[Start The records]

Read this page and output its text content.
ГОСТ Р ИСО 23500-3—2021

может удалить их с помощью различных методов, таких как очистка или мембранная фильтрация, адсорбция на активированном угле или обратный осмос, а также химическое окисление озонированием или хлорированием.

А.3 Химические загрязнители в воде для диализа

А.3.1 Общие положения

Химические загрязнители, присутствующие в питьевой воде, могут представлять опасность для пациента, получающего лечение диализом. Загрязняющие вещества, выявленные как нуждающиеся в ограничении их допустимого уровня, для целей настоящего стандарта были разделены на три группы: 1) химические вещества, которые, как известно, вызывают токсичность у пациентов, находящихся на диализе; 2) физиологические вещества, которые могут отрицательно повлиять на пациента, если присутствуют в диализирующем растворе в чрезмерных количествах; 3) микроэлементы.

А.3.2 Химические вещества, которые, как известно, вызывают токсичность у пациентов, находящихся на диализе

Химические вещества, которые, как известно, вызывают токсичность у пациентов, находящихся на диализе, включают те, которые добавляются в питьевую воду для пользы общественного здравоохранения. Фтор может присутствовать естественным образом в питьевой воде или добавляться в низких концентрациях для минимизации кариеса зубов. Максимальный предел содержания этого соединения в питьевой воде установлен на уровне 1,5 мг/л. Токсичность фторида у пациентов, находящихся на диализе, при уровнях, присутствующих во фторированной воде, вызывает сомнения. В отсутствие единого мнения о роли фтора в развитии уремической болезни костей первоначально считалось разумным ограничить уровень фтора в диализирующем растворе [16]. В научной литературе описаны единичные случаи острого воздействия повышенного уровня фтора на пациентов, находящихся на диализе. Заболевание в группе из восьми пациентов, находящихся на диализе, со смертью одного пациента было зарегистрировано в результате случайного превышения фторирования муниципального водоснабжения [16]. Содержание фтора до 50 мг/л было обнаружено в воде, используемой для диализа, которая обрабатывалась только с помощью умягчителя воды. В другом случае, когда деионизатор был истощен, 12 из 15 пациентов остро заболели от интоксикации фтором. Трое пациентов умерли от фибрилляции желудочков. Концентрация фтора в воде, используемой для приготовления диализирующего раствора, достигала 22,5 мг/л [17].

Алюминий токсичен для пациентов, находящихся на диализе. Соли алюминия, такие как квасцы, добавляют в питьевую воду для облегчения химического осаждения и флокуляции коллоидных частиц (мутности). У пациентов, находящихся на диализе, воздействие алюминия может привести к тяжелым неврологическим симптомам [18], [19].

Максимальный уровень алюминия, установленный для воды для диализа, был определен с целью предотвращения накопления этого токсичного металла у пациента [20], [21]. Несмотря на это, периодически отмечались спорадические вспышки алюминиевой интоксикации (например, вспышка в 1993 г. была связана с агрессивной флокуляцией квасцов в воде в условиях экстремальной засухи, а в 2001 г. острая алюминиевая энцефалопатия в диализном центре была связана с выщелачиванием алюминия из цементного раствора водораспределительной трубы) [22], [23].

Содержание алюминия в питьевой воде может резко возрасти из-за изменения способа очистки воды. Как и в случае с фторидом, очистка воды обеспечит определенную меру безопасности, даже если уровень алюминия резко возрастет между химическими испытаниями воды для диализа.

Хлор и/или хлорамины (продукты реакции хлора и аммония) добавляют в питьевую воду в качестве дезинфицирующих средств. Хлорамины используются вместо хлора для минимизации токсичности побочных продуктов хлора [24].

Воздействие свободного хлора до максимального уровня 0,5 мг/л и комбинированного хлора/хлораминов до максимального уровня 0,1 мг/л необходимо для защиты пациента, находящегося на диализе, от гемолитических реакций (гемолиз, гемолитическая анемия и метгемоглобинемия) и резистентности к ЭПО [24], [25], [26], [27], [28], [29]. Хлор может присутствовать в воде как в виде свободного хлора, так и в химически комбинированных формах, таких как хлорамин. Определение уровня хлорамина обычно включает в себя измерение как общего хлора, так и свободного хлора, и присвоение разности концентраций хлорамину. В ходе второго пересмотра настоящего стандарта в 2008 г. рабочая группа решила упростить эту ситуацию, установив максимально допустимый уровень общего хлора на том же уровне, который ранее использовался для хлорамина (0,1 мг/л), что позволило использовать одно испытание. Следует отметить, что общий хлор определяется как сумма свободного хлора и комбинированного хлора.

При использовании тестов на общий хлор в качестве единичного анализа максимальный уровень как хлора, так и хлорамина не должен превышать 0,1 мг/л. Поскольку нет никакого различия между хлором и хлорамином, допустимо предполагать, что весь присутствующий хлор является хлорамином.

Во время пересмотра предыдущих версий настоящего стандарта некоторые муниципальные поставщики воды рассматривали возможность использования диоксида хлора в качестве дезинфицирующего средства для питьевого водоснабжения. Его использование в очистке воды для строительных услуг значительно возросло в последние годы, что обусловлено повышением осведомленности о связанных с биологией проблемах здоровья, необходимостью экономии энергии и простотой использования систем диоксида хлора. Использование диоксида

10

[End The records]

> Requirements:
Make an exact copy of the records.

> Written response:
Read this page and output its text content.
ГОСТ Р ИСО 23500-3—2021

может удалить их с помощью различных методов, таких как очистка или мембранная фильтрация, адсорбция на активированном угле или обратный осмос, а также химическое окисление озонированием или хлорированием.

А.3 Химические загрязнители в воде для диализа

А.3.1 Общие положения

Химические загрязнители, присутствующие в питьевой воде, могут представлять опасность для пациента, получающего лечение диализом. Загрязняющие вещества, выявленные как нуждающиеся в ограничении их допустимого уровня, для целей настоящего стандарта были разделены на три группы: 1) химические вещества, которые, как известно, вызывают токсичность у пациентов, находящихся на диализе; 2) физиологические вещества, которые могут отрицательно повлиять на пациента, если присутствуют в диализирующем растворе в чрезмерных количествах; 3) микроэлементы.

А.3.2 Химические вещества, которые, как известно, вызывают токсичность у пациентов, находящихся на диализе

Химические вещества, которые, как известно, вызывают токсичность у пациентов, находящихся на диализе, включают те, которые добавляются в питьевую воду для пользы общественного здравоохранения. Фтор может присутствовать естественным образом в питьевой воде или добавляться в низких концентрациях для минимизации кариеса зубов. Максимальный предел содержания этого соединения в питьевой воде установлен на уровне 1,5 мг/л. Токсичность фторида у пациентов, находящихся на диализе, при уровнях, присутствующих во фторированной воде, вызывает сомнения. В отсутствие единого мнения о роли фтора в развитии уремической болезни костей первоначально считалось разумным ограничить уровень фтора в диализирующем растворе [16]. В научной литературе описаны единичные случаи острого воздействия повышенного уровня фтора на пациентов, находящихся на диализе. Заболевание в группе из восьми пациентов, находящихся на диализе, со смертью одного пациента было зарегистрировано в результате случайного превышения фторирования муниципального водоснабжения [16]. Содержание фтора до 50 мг/л было обнаружено в воде, используемой для диализа, которая обрабатывалась только с помощью умягчителя воды. В другом случае, когда деионизатор был истощен, 12 из 15 пациентов остро заболели от интоксикации фтором. Трое пациентов умерли от фибрилляции желудочков. Концентрация фтора в воде, используемой для приготовления диализирующего раствора, достигала 22,5 мг/л [17].

Алюминий токсичен для пациентов, находящихся на диализе. Соли алюминия, такие как квасцы, добавляют в питьевую воду для облегчения химического осаждения и флокуляции коллоидных частиц (мутности). У пациентов, находящихся на диализе, воздействие алюминия может привести к тяжелым неврологическим симптомам [18], [19].

Максимальный уровень алюминия, установленный для воды для диализа, был определен с целью предотвращения накопления этого токсичного металла у пациента [20], [21]. Несмотря на это, периодически отмечались спорадические вспышки алюминиевой интоксикации (например, вспышка в 1993 г. была связана с агрессивной флокуляцией квасцов в воде в условиях экстремальной засухи, а в 2001 г. острая алюминиевая энцефалопатия в диализном центре была связана с выщелачиванием алюминия из цементного раствора водораспределительной трубы) [22], [23].

Содержание алюминия в питьевой воде может резко возрасти из-за изменения способа очистки воды. Как и в случае с фторидом, очистка воды обеспечит определенную меру безопасности, даже если уровень алюминия резко возрастет между химическими испытаниями воды для диализа.

Хлор и/или хлорамины (продукты реакции хлора и аммония) добавляют в питьевую воду в качестве дезинфицирующих средств. Хлорамины используются вместо хлора для минимизации токсичности побочных продуктов хлора [24].

Воздействие свободного хлора до максимального уровня 0,5 мг/л и комбинированного хлора/хлораминов до максимального уровня 0,1 мг/л необходимо для защиты пациента, находящегося на диализе, от гемолитических реакций (гемолиз, гемолитическая анемия и метгемоглобинемия) и резистентности к ЭПО [24], [25], [26], [27], [28], [29]. Хлор может присутствовать в воде как в виде свободного хлора, так и в химически комбинированных формах, таких как хлорамин. Определение уровня хлорамина обычно включает в себя измерение как общего хлора, так и свободного хлора, и присвоение разности концентраций хлорамину. В ходе второго пересмотра настоящего стандарта в 2008 г. рабочая группа решила упростить эту ситуацию, установив максимально допустимый уровень общего хлора на том же уровне, который ранее использовался для хлорамина (0,1 мг/л), что позволило использовать одно испытание. Следует отметить, что общий хлор определяется как сумма свободного хлора и комбинированного хлора.

При использовании тестов на общий хлор в качестве единичного анализа максимальный уровень как хлора, так и хлорамина не должен превышать 0,1 мг/л. Поскольку нет никакого различия между хлором и хлорамином, допустимо предполагать, что весь присутствующий хлор является хлорамином.

Во время пересмотра предыдущих версий настоящего стандарта некоторые муниципальные поставщики воды рассматривали возможность использования диоксида хлора в качестве дезинфицирующего средства для питьевого водоснабжения. Его использование в очистке воды для строительных услуг значительно возросло в последние годы, что обусловлено повышением осведомленности о связанных с биологией проблемах здоровья, необходимостью экономии энергии и простотой использования систем диоксида хлора. Использование диоксида

10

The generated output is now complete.